Dataset items:
-*-
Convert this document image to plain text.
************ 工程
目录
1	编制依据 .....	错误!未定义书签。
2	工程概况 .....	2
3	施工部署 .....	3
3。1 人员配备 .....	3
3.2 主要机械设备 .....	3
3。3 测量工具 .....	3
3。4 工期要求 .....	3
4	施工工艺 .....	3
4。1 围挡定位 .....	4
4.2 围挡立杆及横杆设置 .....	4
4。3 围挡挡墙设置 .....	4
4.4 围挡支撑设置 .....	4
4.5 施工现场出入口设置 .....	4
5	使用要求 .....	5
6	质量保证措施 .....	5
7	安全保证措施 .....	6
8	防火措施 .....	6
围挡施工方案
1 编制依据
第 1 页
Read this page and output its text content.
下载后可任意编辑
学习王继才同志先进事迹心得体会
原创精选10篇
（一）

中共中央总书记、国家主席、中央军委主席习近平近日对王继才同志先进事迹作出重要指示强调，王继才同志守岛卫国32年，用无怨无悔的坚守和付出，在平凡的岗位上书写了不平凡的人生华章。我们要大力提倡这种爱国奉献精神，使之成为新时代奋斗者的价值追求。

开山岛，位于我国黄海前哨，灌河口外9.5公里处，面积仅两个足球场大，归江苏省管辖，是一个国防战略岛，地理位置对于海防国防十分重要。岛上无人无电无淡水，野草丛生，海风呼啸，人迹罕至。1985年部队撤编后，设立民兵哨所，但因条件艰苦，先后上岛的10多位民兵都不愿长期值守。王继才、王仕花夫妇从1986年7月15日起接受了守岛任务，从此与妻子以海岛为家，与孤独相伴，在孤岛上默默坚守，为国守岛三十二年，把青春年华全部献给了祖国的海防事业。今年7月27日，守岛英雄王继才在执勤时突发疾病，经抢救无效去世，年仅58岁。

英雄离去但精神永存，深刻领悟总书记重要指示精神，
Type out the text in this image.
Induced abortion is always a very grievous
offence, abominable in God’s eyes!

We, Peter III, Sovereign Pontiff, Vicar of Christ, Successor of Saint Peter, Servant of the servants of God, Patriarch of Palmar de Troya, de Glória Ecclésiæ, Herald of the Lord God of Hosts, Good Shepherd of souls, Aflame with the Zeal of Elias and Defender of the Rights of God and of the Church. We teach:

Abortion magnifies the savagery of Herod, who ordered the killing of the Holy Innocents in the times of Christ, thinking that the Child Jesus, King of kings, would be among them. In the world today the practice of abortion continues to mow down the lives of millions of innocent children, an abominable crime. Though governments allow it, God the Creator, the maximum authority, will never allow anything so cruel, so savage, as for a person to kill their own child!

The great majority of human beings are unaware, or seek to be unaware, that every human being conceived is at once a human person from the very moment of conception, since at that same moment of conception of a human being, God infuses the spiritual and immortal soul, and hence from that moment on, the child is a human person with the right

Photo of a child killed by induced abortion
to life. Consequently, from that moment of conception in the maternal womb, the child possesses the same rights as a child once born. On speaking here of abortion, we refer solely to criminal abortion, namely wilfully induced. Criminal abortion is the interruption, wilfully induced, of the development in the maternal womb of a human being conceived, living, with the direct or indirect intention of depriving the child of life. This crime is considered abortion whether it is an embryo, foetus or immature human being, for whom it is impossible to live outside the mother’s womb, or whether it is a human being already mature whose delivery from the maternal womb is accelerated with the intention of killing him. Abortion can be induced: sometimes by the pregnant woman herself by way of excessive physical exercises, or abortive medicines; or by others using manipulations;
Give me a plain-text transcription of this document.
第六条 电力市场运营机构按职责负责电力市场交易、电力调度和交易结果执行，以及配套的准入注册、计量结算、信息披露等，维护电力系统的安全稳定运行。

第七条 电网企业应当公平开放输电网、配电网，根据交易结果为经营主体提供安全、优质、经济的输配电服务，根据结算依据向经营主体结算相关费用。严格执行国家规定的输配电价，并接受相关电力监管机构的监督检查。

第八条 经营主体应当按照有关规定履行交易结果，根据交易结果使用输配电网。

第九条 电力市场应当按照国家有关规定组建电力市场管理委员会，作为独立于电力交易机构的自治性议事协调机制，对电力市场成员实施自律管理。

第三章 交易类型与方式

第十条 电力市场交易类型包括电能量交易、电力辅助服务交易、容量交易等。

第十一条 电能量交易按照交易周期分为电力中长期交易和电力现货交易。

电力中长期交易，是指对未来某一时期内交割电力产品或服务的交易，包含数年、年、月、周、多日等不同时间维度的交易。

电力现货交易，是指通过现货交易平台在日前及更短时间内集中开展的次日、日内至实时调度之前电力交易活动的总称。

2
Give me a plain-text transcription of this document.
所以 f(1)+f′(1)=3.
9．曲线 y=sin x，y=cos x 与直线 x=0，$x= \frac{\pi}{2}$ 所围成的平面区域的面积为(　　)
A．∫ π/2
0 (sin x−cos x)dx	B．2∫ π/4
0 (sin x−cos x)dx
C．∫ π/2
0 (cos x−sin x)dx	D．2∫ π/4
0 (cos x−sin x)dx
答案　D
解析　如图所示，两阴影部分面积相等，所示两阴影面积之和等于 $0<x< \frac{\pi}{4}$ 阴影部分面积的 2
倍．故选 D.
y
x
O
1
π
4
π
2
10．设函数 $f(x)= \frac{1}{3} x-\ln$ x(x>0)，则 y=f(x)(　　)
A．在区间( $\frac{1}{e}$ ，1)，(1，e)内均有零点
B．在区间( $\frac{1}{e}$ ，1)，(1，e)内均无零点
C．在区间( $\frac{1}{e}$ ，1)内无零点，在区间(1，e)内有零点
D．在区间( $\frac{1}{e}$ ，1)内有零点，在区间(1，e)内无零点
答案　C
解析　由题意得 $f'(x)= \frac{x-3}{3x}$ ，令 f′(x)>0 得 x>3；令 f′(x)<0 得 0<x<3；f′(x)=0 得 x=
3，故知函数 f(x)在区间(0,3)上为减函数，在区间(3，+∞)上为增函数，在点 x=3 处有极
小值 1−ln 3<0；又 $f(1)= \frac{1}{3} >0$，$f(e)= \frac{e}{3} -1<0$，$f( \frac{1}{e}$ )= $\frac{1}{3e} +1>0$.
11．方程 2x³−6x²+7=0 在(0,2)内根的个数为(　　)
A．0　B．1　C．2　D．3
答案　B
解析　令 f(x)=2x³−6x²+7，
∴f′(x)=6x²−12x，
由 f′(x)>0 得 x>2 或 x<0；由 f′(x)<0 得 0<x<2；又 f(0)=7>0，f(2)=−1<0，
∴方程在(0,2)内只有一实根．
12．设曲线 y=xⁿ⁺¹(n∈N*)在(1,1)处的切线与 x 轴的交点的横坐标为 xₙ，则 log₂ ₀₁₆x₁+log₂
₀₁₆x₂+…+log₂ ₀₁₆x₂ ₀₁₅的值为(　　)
-*-
Repeat all the entries exactly as given.

> FULL RESPONSE
Convert this document image to plain text.
************ 工程
目录
1	编制依据 .....	错误!未定义书签。
2	工程概况 .....	2
3	施工部署 .....	3
3。1 人员配备 .....	3
3.2 主要机械设备 .....	3
3。3 测量工具 .....	3
3。4 工期要求 .....	3
4	施工工艺 .....	3
4。1 围挡定位 .....	4
4.2 围挡立杆及横杆设置 .....	4
4。3 围挡挡墙设置 .....	4
4.4 围挡支撑设置 .....	4
4.5 施工现场出入口设置 .....	4
5	使用要求 .....	5
6	质量保证措施 .....	5
7	安全保证措施 .....	6
8	防火措施 .....	6
围挡施工方案
1 编制依据
第 1 页
Read this page and output its text content.
下载后可任意编辑
学习王继才同志先进事迹心得体会
原创精选10篇
（一）

中共中央总书记、国家主席、中央军委主席习近平近日对王继才同志先进事迹作出重要指示强调，王继才同志守岛卫国32年，用无怨无悔的坚守和付出，在平凡的岗位上书写了不平凡的人生华章。我们要大力提倡这种爱国奉献精神，使之成为新时代奋斗者的价值追求。

开山岛，位于我国黄海前哨，灌河口外9.5公里处，面积仅两个足球场大，归江苏省管辖，是一个国防战略岛，地理位置对于海防国防十分重要。岛上无人无电无淡水，野草丛生，海风呼啸，人迹罕至。1985年部队撤编后，设立民兵哨所，但因条件艰苦，先后上岛的10多位民兵都不愿长期值守。王继才、王仕花夫妇从1986年7月15日起接受了守岛任务，从此与妻子以海岛为家，与孤独相伴，在孤岛上默默坚守，为国守岛三十二年，把青春年华全部献给了祖国的海防事业。今年7月27日，守岛英雄王继才在执勤时突发疾病，经抢救无效去世，年仅58岁。

英雄离去但精神永存，深刻领悟总书记重要指示精神，
Type out the text in this image.
Induced abortion is always a very grievous
offence, abominable in God’s eyes!

We, Peter III, Sovereign Pontiff, Vicar of Christ, Successor of Saint Peter, Servant of the servants of God, Patriarch of Palmar de Troya, de Glória Ecclésiæ, Herald of the Lord God of Hosts, Good Shepherd of souls, Aflame with the Zeal of Elias and Defender of the Rights of God and of the Church. We teach:

Abortion magnifies the savagery of Herod, who ordered the killing of the Holy Innocents in the times of Christ, thinking that the Child Jesus, King of kings, would be among them. In the world today the practice of abortion continues to mow down the lives of millions of innocent children, an abominable crime. Though governments allow it, God the Creator, the maximum authority, will never allow anything so cruel, so savage, as for a person to kill their own child!

The great majority of human beings are unaware, or seek to be unaware, that every human being conceived is at once a human person from the very moment of conception, since at that same moment of conception of a human being, God infuses the spiritual and immortal soul, and hence from that moment on, the child is a human person with the right

Photo of a child killed by induced abortion
to life. Consequently, from that moment of conception in the maternal womb, the child possesses the same rights as a child once born. On speaking here of abortion, we refer solely to criminal abortion, namely wilfully induced. Criminal abortion is the interruption, wilfully induced, of the development in the maternal womb of a human being conceived, living, with the direct or indirect intention of depriving the child of life. This crime is considered abortion whether it is an embryo, foetus or immature human being, for whom it is impossible to live outside the mother’s womb, or whether it is a human being already mature whose delivery from the maternal womb is accelerated with the intention of killing him. Abortion can be induced: sometimes by the pregnant woman herself by way of excessive physical exercises, or abortive medicines; or by others using manipulations;
Give me a plain-text transcription of this document.
第六条 电力市场运营机构按职责负责电力市场交易、电力调度和交易结果执行，以及配套的准入注册、计量结算、信息披露等，维护电力系统的安全稳定运行。

第七条 电网企业应当公平开放输电网、配电网，根据交易结果为经营主体提供安全、优质、经济的输配电服务，根据结算依据向经营主体结算相关费用。严格执行国家规定的输配电价，并接受相关电力监管机构的监督检查。

第八条 经营主体应当按照有关规定履行交易结果，根据交易结果使用输配电网。

第九条 电力市场应当按照国家有关规定组建电力市场管理委员会，作为独立于电力交易机构的自治性议事协调机制，对电力市场成员实施自律管理。

第三章 交易类型与方式

第十条 电力市场交易类型包括电能量交易、电力辅助服务交易、容量交易等。

第十一条 电能量交易按照交易周期分为电力中长期交易和电力现货交易。

电力中长期交易，是指对未来某一时期内交割电力产品或服务的交易，包含数年、年、月、周、多日等不同时间维度的交易。

电力现货交易，是指通过现货交易平台在日前及更短时间内集中开展的次日、日内至实时调度之前电力交易活动的总称。

2
Give me a plain-text transcription of this document.
所以 f(1)+f′(1)=3.
9．曲线 y=sin x，y=cos x 与直线 x=0，$x= \frac{\pi}{2}$ 所围成的平面区域的面积为(　　)
A．∫ π/2
0 (sin x−cos x)dx	B．2∫ π/4
0 (sin x−cos x)dx
C．∫ π/2
0 (cos x−sin x)dx	D．2∫ π/4
0 (cos x−sin x)dx
答案　D
解析　如图所示，两阴影部分面积相等，所示两阴影面积之和等于 $0<x< \frac{\pi}{4}$ 阴影部分面积的 2
倍．故选 D.
y
x
O
1
π
4
π
2
10．设函数 $f(x)= \frac{1}{3} x-\ln$ x(x>0)，则 y=f(x)(　　)
A．在区间( $\frac{1}{e}$ ，1)，(1，e)内均有零点
B．在区间( $\frac{1}{e}$ ，1)，(1，e)内均无零点
C．在区间( $\frac{1}{e}$ ，1)内无零点，在区间(1，e)内有零点
D．在区间( $\frac{1}{e}$ ，1)内有零点，在区间(1，e)内无零点
答案　C
解析　由题意得 $f'(x)= \frac{x-3}{3x}$ ，令 f′(x)>0 得 x>3；令 f′(x)<0 得 0<x<3；f′(x)=0 得 x=
3，故知函数 f(x)在区间(0,3)上为减函数，在区间(3，+∞)上为增函数，在点 x=3 处有极
小值 1−ln 3<0；又 $f(1)= \frac{1}{3} >0$，$f(e)= \frac{e}{3} -1<0$，$f( \frac{1}{e}$ )= $\frac{1}{3e} +1>0$.
11．方程 2x³−6x²+7=0 在(0,2)内根的个数为(　　)
A．0　B．1　C．2　D．3
答案　B
解析　令 f(x)=2x³−6x²+7，
∴f′(x)=6x²−12x，
由 f′(x)>0 得 x>2 或 x<0；由 f′(x)<0 得 0<x<2；又 f(0)=7>0，f(2)=−1<0，
∴方程在(0,2)内只有一实根．
12．设曲线 y=xⁿ⁺¹(n∈N*)在(1,1)处的切线与 x 轴的交点的横坐标为 xₙ，则 log₂ ₀₁₆x₁+log₂
₀₁₆x₂+…+log₂ ₀₁₆x₂ ₀₁₅的值为(　　)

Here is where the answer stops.